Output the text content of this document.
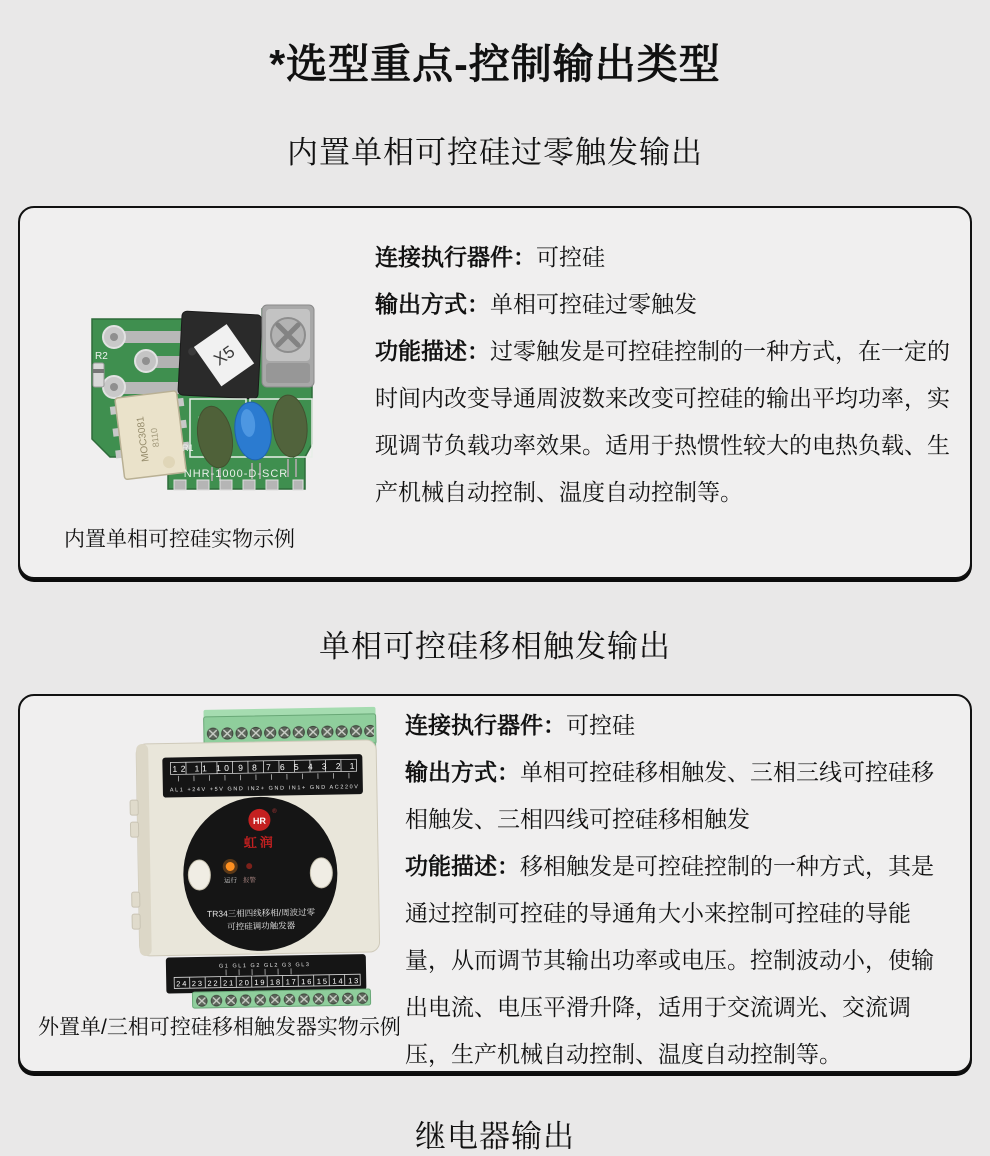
*选型重点-控制输出类型
内置单相可控硅过零触发输出
R2
MOC3081
8110
X5
R1
NHR-1000-D-SCR
内置单相可控硅实物示例

连接执行器件：可控硅

输出方式：单相可控硅过零触发

功能描述：过零触发是可控硅控制的一种方式，在一定的时间内改变导通周波数来改变可控硅的输出平均功率，实现调节负载功率效果。适用于热惯性较大的电热负载、生产机械自动控制、温度自动控制等。

单相可控硅移相触发输出
12 11 10 9 8 7 6 5 4 3 2 1
AL1 +24V +5V GND IN2+ GND IN1+ GND AC220V
HR
®
虹润
运行 报警
TR34三相四线移相/周波过零
可控硅调功触发器
G1 GL1 G2 GL2 G3 GL3
24 23 22 21 20 19 18 17 16 15 14 13
外置单/三相可控硅移相触发器实物示例

连接执行器件：可控硅

输出方式：单相可控硅移相触发、三相三线可控硅移相触发、三相四线可控硅移相触发

功能描述：移相触发是可控硅控制的一种方式，其是通过控制可控硅的导通角大小来控制可控硅的导能量，从而调节其输出功率或电压。控制波动小，使输出电流、电压平滑升降，适用于交流调光、交流调压，生产机械自动控制、温度自动控制等。

继电器输出
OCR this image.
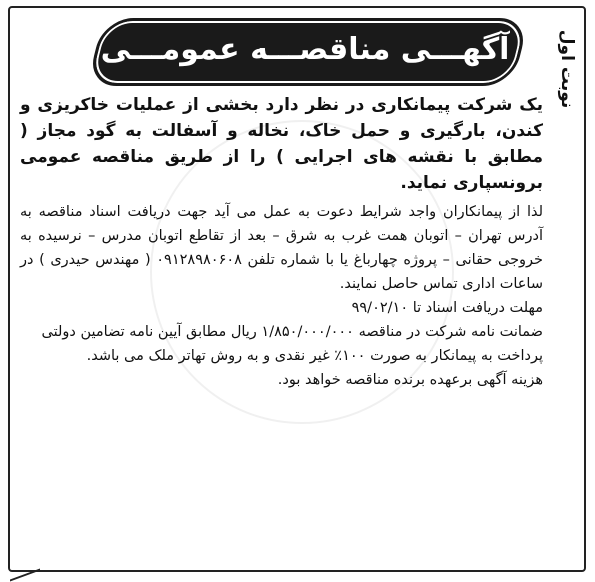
آگهـــی مناقصـــه عمومـــی	نوبت اول

یک شرکت پیمانکاری در نظر دارد بخشی از عملیات خاکریزی و کندن، بارگیری و حمل خاک، نخاله و آسفالت به گود مجاز ( مطابق با نقشه های اجرایی ) را از طریق مناقصه عمومی برونسپاری نماید.

لذا از پیمانکاران واجد شرایط دعوت به عمل می آید جهت دریافت اسناد مناقصه به آدرس تهران – اتوبان همت غرب به شرق – بعد از تقاطع اتوبان مدرس – نرسیده به خروجی حقانی – پروژه چهارباغ یا با شماره تلفن ۰۹۱۲۸۹۸۰۶۰۸ ( مهندس حیدری ) در ساعات اداری تماس حاصل نمایند.

مهلت دریافت اسناد تا ۹۹/۰۲/۱۰

ضمانت نامه شرکت در مناقصه ۱/۸۵۰/۰۰۰/۰۰۰ ریال مطابق آیین نامه تضامین دولتی

پرداخت به پیمانکار به صورت ۱۰۰٪ غیر نقدی و به روش تهاتر ملک می باشد.

هزینه آگهی برعهده برنده مناقصه خواهد بود.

_What you will do_
Retype everything in the material word for word, minus pictures.

_Solution to this task_
Output the text content of this document.
*选型重点-控制输出类型
内置单相可控硅过零触发输出
R2
MOC3081
8110
X5
R1
NHR-1000-D-SCR
内置单相可控硅实物示例

连接执行器件：可控硅

输出方式：单相可控硅过零触发

功能描述：过零触发是可控硅控制的一种方式，在一定的时间内改变导通周波数来改变可控硅的输出平均功率，实现调节负载功率效果。适用于热惯性较大的电热负载、生产机械自动控制、温度自动控制等。

单相可控硅移相触发输出
12 11 10 9 8 7 6 5 4 3 2 1
AL1 +24V +5V GND IN2+ GND IN1+ GND AC220V
HR
®
虹润
运行 报警
TR34三相四线移相/周波过零
可控硅调功触发器
G1 GL1 G2 GL2 G3 GL3
24 23 22 21 20 19 18 17 16 15 14 13
外置单/三相可控硅移相触发器实物示例

连接执行器件：可控硅

输出方式：单相可控硅移相触发、三相三线可控硅移相触发、三相四线可控硅移相触发

功能描述：移相触发是可控硅控制的一种方式，其是通过控制可控硅的导通角大小来控制可控硅的导能量，从而调节其输出功率或电压。控制波动小，使输出电流、电压平滑升降，适用于交流调光、交流调压，生产机械自动控制、温度自动控制等。

继电器输出
OCR this image.
آگهـــی مناقصـــه عمومـــی	نوبت اول

یک شرکت پیمانکاری در نظر دارد بخشی از عملیات خاکریزی و کندن، بارگیری و حمل خاک، نخاله و آسفالت به گود مجاز ( مطابق با نقشه های اجرایی ) را از طریق مناقصه عمومی برونسپاری نماید.

لذا از پیمانکاران واجد شرایط دعوت به عمل می آید جهت دریافت اسناد مناقصه به آدرس تهران – اتوبان همت غرب به شرق – بعد از تقاطع اتوبان مدرس – نرسیده به خروجی حقانی – پروژه چهارباغ یا با شماره تلفن ۰۹۱۲۸۹۸۰۶۰۸ ( مهندس حیدری ) در ساعات اداری تماس حاصل نمایند.

مهلت دریافت اسناد تا ۹۹/۰۲/۱۰

ضمانت نامه شرکت در مناقصه ۱/۸۵۰/۰۰۰/۰۰۰ ریال مطابق آیین نامه تضامین دولتی

پرداخت به پیمانکار به صورت ۱۰۰٪ غیر نقدی و به روش تهاتر ملک می باشد.

هزینه آگهی برعهده برنده مناقصه خواهد بود.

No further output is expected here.